-- begin --

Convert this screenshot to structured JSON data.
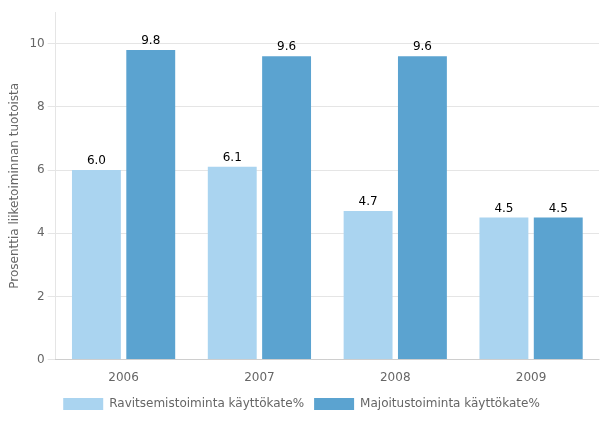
{
  "chart_data": {
    "type": "bar",
    "categories": [
      "2006",
      "2007",
      "2008",
      "2009"
    ],
    "series": [
      {
        "name": "Ravitsemistoiminta käyttökate%",
        "color": "#aad4f0",
        "values": [
          6.0,
          6.1,
          4.7,
          4.5
        ],
        "value_labels": [
          "6.0",
          "6.1",
          "4.7",
          "4.5"
        ]
      },
      {
        "name": "Majoitustoiminta käyttökate%",
        "color": "#5ba3d0",
        "values": [
          9.8,
          9.6,
          9.6,
          4.5
        ],
        "value_labels": [
          "9.8",
          "9.6",
          "9.6",
          "4.5"
        ]
      }
    ],
    "ylabel": "Prosenttia liiketoiminnan tuotoista",
    "ylim": [
      0,
      11
    ],
    "yticks": [
      0,
      2,
      4,
      6,
      8,
      10
    ],
    "grid": true,
    "legend": "bottom",
    "data_labels": true
  }
}
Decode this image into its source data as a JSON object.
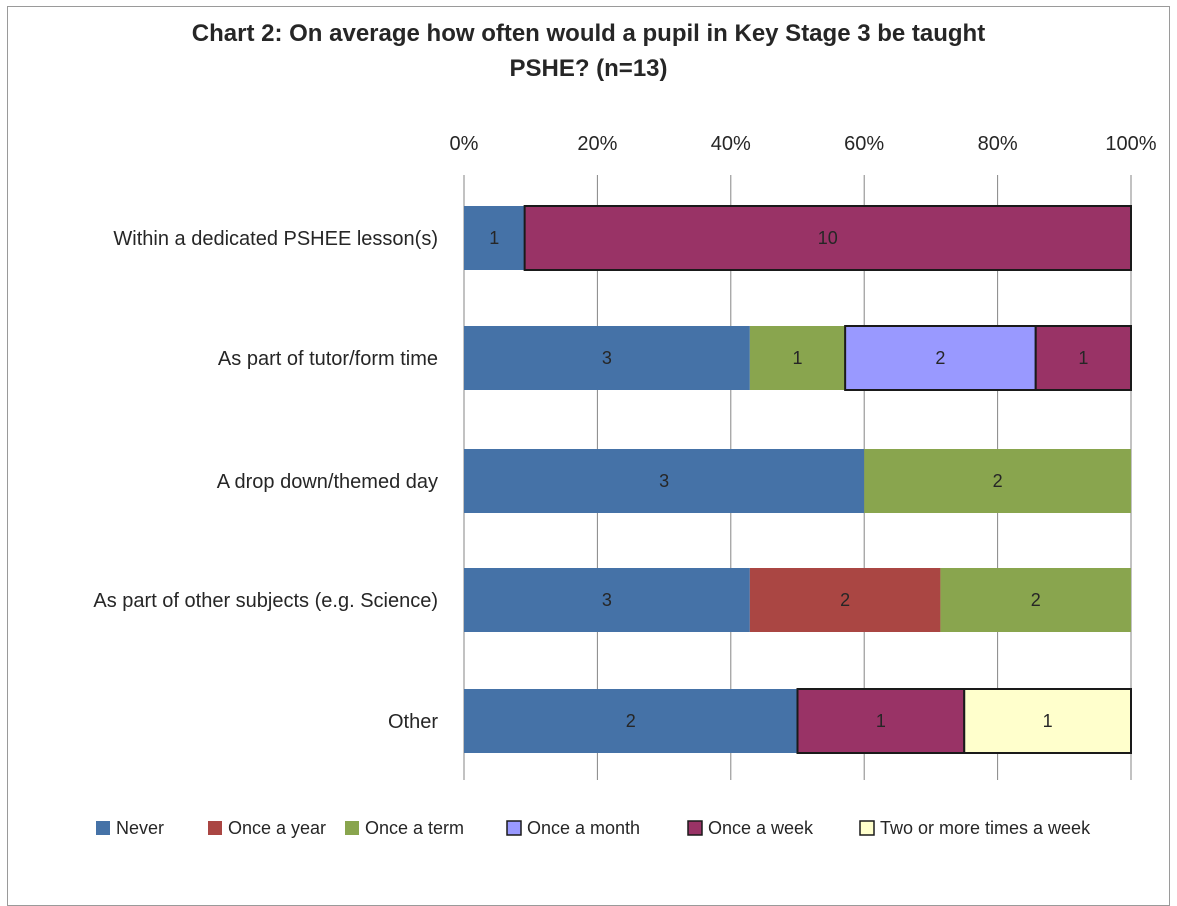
{
  "chart_data": {
    "type": "bar",
    "orientation": "horizontal",
    "stacking": "percent",
    "title": [
      "Chart 2: On average how often would a pupil in Key Stage 3 be taught",
      "PSHE? (n=13)"
    ],
    "x_axis": {
      "position": "top",
      "ticks": [
        "0%",
        "20%",
        "40%",
        "60%",
        "80%",
        "100%"
      ],
      "range": [
        0,
        100
      ]
    },
    "grid": true,
    "legend": {
      "position": "bottom"
    },
    "categories": [
      "Within a dedicated PSHEE lesson(s)",
      "As part of tutor/form time",
      "A drop down/themed day",
      "As part of other subjects (e.g. Science)",
      "Other"
    ],
    "series": [
      {
        "name": "Never",
        "color": "#4572A7",
        "values": [
          1,
          3,
          3,
          3,
          2
        ]
      },
      {
        "name": "Once a year",
        "color": "#AA4643",
        "values": [
          0,
          0,
          0,
          2,
          0
        ]
      },
      {
        "name": "Once a term",
        "color": "#89A54E",
        "values": [
          0,
          1,
          2,
          2,
          0
        ]
      },
      {
        "name": "Once a month",
        "color": "#9999FF",
        "values": [
          0,
          2,
          0,
          0,
          0
        ]
      },
      {
        "name": "Once a week",
        "color": "#993366",
        "values": [
          10,
          1,
          0,
          0,
          1
        ]
      },
      {
        "name": "Two or more times a week",
        "color": "#FFFFCC",
        "values": [
          0,
          0,
          0,
          0,
          1
        ]
      }
    ]
  }
}
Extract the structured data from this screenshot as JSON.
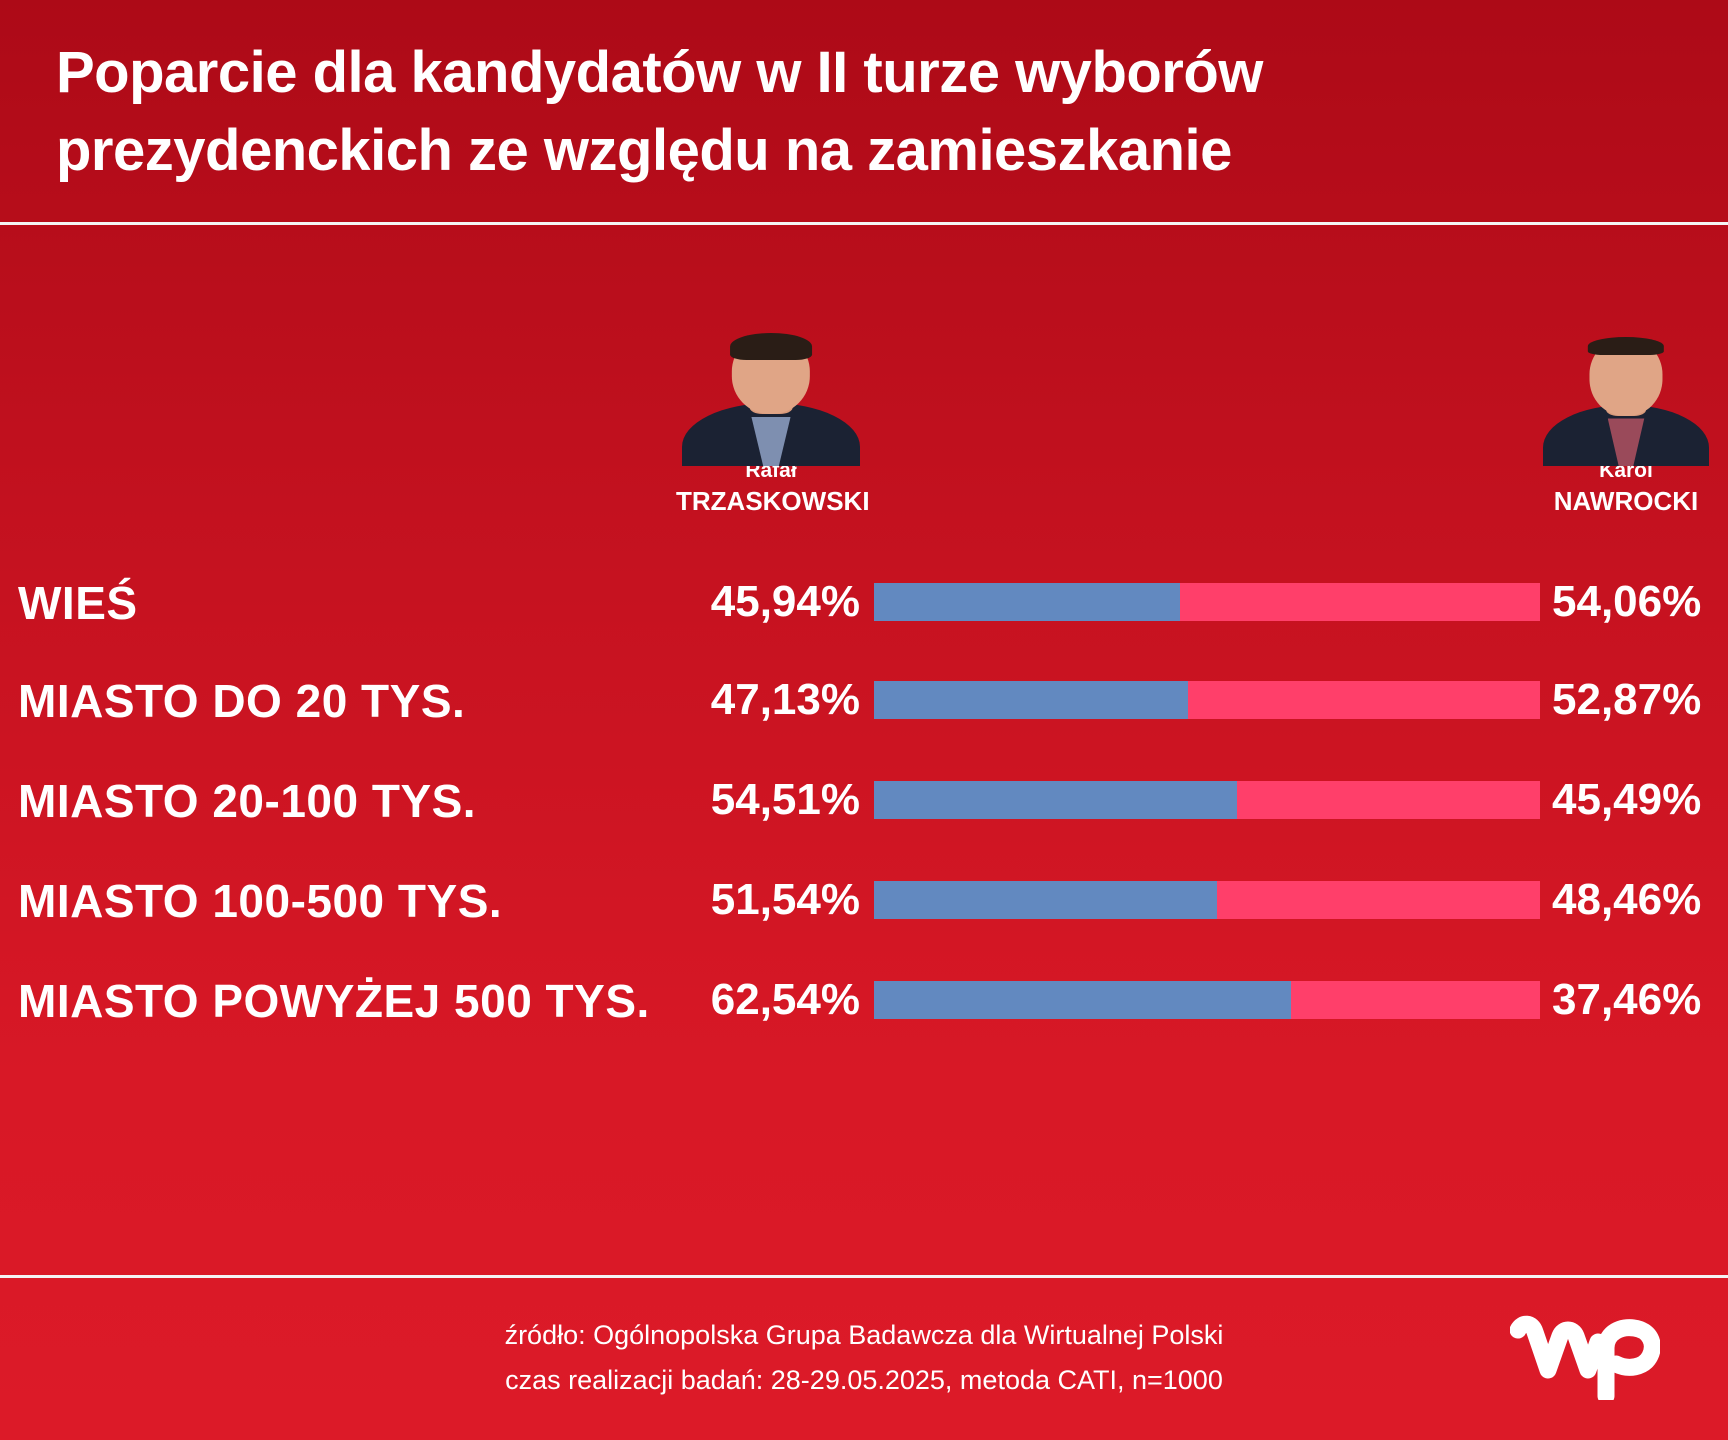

-- end --

> _Prompt_
Copy in full each line that holds the word "structured".

> _Task solution_
Convert this screenshot to structured JSON data.
Extract the structured data from this screenshot as JSON.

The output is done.